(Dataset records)

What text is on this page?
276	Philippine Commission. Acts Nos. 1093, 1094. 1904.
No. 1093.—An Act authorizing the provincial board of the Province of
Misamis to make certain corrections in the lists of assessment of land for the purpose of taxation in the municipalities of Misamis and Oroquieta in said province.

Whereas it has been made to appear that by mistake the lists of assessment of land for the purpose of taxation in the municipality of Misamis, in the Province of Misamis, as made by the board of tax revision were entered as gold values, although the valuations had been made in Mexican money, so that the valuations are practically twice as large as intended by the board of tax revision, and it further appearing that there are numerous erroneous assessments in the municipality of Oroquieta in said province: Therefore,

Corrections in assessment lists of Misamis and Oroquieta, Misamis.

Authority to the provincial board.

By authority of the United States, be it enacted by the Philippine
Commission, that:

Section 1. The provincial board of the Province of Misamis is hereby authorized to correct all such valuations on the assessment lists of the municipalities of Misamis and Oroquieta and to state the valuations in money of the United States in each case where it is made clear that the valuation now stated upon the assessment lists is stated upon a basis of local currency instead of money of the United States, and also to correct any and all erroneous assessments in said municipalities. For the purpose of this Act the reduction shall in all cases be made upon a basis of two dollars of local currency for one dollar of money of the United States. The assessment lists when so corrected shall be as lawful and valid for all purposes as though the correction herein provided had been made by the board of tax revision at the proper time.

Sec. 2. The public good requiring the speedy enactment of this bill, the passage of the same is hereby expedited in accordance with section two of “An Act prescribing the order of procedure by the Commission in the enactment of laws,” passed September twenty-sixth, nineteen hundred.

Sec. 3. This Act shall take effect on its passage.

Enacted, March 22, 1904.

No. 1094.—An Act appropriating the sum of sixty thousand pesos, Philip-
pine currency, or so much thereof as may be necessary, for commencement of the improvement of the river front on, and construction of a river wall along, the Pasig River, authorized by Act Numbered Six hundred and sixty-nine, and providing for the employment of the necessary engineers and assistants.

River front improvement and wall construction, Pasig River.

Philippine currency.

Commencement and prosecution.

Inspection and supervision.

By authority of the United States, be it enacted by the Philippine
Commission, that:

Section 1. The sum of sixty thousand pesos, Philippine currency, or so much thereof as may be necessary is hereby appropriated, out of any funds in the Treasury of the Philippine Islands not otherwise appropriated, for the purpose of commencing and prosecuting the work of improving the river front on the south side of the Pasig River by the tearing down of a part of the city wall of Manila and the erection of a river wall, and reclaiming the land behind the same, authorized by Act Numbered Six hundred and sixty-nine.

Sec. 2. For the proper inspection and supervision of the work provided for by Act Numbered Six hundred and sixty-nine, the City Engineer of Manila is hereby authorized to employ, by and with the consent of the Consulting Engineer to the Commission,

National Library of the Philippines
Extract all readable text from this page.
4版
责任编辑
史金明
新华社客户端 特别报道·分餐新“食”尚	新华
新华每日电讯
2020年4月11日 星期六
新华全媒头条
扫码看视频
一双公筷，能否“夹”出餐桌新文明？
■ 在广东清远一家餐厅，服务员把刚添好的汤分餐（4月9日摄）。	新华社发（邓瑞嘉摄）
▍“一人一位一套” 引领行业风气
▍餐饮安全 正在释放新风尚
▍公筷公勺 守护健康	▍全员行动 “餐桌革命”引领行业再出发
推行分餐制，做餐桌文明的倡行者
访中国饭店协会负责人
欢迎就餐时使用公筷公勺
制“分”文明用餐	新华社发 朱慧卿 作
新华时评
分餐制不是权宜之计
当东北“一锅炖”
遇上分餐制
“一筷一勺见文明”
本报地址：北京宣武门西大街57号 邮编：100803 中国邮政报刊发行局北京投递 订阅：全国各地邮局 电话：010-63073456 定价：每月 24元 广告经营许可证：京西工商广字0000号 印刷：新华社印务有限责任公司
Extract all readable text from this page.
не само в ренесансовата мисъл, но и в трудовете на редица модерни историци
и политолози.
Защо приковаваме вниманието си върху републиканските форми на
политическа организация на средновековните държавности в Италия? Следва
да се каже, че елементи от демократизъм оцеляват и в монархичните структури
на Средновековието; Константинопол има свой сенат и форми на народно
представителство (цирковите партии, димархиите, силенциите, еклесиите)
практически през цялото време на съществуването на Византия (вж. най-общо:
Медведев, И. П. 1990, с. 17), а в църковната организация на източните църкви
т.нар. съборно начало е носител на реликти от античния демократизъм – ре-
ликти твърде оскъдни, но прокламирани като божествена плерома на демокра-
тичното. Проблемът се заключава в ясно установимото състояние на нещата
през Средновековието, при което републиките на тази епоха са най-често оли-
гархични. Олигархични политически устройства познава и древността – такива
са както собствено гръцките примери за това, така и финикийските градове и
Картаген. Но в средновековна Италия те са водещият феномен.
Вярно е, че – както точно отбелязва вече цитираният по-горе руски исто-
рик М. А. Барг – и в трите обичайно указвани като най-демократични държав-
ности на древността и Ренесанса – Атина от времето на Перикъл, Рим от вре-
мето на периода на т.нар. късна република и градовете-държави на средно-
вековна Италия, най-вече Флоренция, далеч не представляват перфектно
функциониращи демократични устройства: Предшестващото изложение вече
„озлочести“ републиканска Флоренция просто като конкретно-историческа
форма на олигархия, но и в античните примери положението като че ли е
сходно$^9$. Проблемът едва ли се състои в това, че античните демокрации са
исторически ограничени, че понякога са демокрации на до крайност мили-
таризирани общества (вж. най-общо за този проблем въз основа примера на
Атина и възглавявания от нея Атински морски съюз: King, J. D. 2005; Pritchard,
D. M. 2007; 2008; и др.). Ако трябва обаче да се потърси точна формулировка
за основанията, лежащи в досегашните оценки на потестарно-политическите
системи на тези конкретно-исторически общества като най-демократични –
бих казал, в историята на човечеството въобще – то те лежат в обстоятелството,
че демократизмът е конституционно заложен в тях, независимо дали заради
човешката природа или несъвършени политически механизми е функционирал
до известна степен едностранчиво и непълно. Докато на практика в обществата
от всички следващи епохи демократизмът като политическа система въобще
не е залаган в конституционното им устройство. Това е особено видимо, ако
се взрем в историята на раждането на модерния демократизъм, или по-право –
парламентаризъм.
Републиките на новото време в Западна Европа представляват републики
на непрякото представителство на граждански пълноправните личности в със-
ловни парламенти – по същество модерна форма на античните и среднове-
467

=== Instructions to follow ===
Make a verbatim copy of every entry shown above.

=== Exercise output ===
What text is on this page?
276	Philippine Commission. Acts Nos. 1093, 1094. 1904.
No. 1093.—An Act authorizing the provincial board of the Province of
Misamis to make certain corrections in the lists of assessment of land for the purpose of taxation in the municipalities of Misamis and Oroquieta in said province.

Whereas it has been made to appear that by mistake the lists of assessment of land for the purpose of taxation in the municipality of Misamis, in the Province of Misamis, as made by the board of tax revision were entered as gold values, although the valuations had been made in Mexican money, so that the valuations are practically twice as large as intended by the board of tax revision, and it further appearing that there are numerous erroneous assessments in the municipality of Oroquieta in said province: Therefore,

Corrections in assessment lists of Misamis and Oroquieta, Misamis.

Authority to the provincial board.

By authority of the United States, be it enacted by the Philippine
Commission, that:

Section 1. The provincial board of the Province of Misamis is hereby authorized to correct all such valuations on the assessment lists of the municipalities of Misamis and Oroquieta and to state the valuations in money of the United States in each case where it is made clear that the valuation now stated upon the assessment lists is stated upon a basis of local currency instead of money of the United States, and also to correct any and all erroneous assessments in said municipalities. For the purpose of this Act the reduction shall in all cases be made upon a basis of two dollars of local currency for one dollar of money of the United States. The assessment lists when so corrected shall be as lawful and valid for all purposes as though the correction herein provided had been made by the board of tax revision at the proper time.

Sec. 2. The public good requiring the speedy enactment of this bill, the passage of the same is hereby expedited in accordance with section two of “An Act prescribing the order of procedure by the Commission in the enactment of laws,” passed September twenty-sixth, nineteen hundred.

Sec. 3. This Act shall take effect on its passage.

Enacted, March 22, 1904.

No. 1094.—An Act appropriating the sum of sixty thousand pesos, Philip-
pine currency, or so much thereof as may be necessary, for commencement of the improvement of the river front on, and construction of a river wall along, the Pasig River, authorized by Act Numbered Six hundred and sixty-nine, and providing for the employment of the necessary engineers and assistants.

River front improvement and wall construction, Pasig River.

Philippine currency.

Commencement and prosecution.

Inspection and supervision.

By authority of the United States, be it enacted by the Philippine
Commission, that:

Section 1. The sum of sixty thousand pesos, Philippine currency, or so much thereof as may be necessary is hereby appropriated, out of any funds in the Treasury of the Philippine Islands not otherwise appropriated, for the purpose of commencing and prosecuting the work of improving the river front on the south side of the Pasig River by the tearing down of a part of the city wall of Manila and the erection of a river wall, and reclaiming the land behind the same, authorized by Act Numbered Six hundred and sixty-nine.

Sec. 2. For the proper inspection and supervision of the work provided for by Act Numbered Six hundred and sixty-nine, the City Engineer of Manila is hereby authorized to employ, by and with the consent of the Consulting Engineer to the Commission,

National Library of the Philippines
Extract all readable text from this page.
4版
责任编辑
史金明
新华社客户端 特别报道·分餐新“食”尚	新华
新华每日电讯
2020年4月11日 星期六
新华全媒头条
扫码看视频
一双公筷，能否“夹”出餐桌新文明？
■ 在广东清远一家餐厅，服务员把刚添好的汤分餐（4月9日摄）。	新华社发（邓瑞嘉摄）
▍“一人一位一套” 引领行业风气
▍餐饮安全 正在释放新风尚
▍公筷公勺 守护健康	▍全员行动 “餐桌革命”引领行业再出发
推行分餐制，做餐桌文明的倡行者
访中国饭店协会负责人
欢迎就餐时使用公筷公勺
制“分”文明用餐	新华社发 朱慧卿 作
新华时评
分餐制不是权宜之计
当东北“一锅炖”
遇上分餐制
“一筷一勺见文明”
本报地址：北京宣武门西大街57号 邮编：100803 中国邮政报刊发行局北京投递 订阅：全国各地邮局 电话：010-63073456 定价：每月 24元 广告经营许可证：京西工商广字0000号 印刷：新华社印务有限责任公司
Extract all readable text from this page.
не само в ренесансовата мисъл, но и в трудовете на редица модерни историци
и политолози.
Защо приковаваме вниманието си върху републиканските форми на
политическа организация на средновековните държавности в Италия? Следва
да се каже, че елементи от демократизъм оцеляват и в монархичните структури
на Средновековието; Константинопол има свой сенат и форми на народно
представителство (цирковите партии, димархиите, силенциите, еклесиите)
практически през цялото време на съществуването на Византия (вж. най-общо:
Медведев, И. П. 1990, с. 17), а в църковната организация на източните църкви
т.нар. съборно начало е носител на реликти от античния демократизъм – ре-
ликти твърде оскъдни, но прокламирани като божествена плерома на демокра-
тичното. Проблемът се заключава в ясно установимото състояние на нещата
през Средновековието, при което републиките на тази епоха са най-често оли-
гархични. Олигархични политически устройства познава и древността – такива
са както собствено гръцките примери за това, така и финикийските градове и
Картаген. Но в средновековна Италия те са водещият феномен.
Вярно е, че – както точно отбелязва вече цитираният по-горе руски исто-
рик М. А. Барг – и в трите обичайно указвани като най-демократични държав-
ности на древността и Ренесанса – Атина от времето на Перикъл, Рим от вре-
мето на периода на т.нар. късна република и градовете-държави на средно-
вековна Италия, най-вече Флоренция, далеч не представляват перфектно
функциониращи демократични устройства: Предшестващото изложение вече
„озлочести“ републиканска Флоренция просто като конкретно-историческа
форма на олигархия, но и в античните примери положението като че ли е
сходно$^9$. Проблемът едва ли се състои в това, че античните демокрации са
исторически ограничени, че понякога са демокрации на до крайност мили-
таризирани общества (вж. най-общо за този проблем въз основа примера на
Атина и възглавявания от нея Атински морски съюз: King, J. D. 2005; Pritchard,
D. M. 2007; 2008; и др.). Ако трябва обаче да се потърси точна формулировка
за основанията, лежащи в досегашните оценки на потестарно-политическите
системи на тези конкретно-исторически общества като най-демократични –
бих казал, в историята на човечеството въобще – то те лежат в обстоятелството,
че демократизмът е конституционно заложен в тях, независимо дали заради
човешката природа или несъвършени политически механизми е функционирал
до известна степен едностранчиво и непълно. Докато на практика в обществата
от всички следващи епохи демократизмът като политическа система въобще
не е залаган в конституционното им устройство. Това е особено видимо, ако
се взрем в историята на раждането на модерния демократизъм, или по-право –
парламентаризъм.
Републиките на новото време в Западна Европа представляват републики
на непрякото представителство на граждански пълноправните личности в със-
ловни парламенти – по същество модерна форма на античните и среднове-
467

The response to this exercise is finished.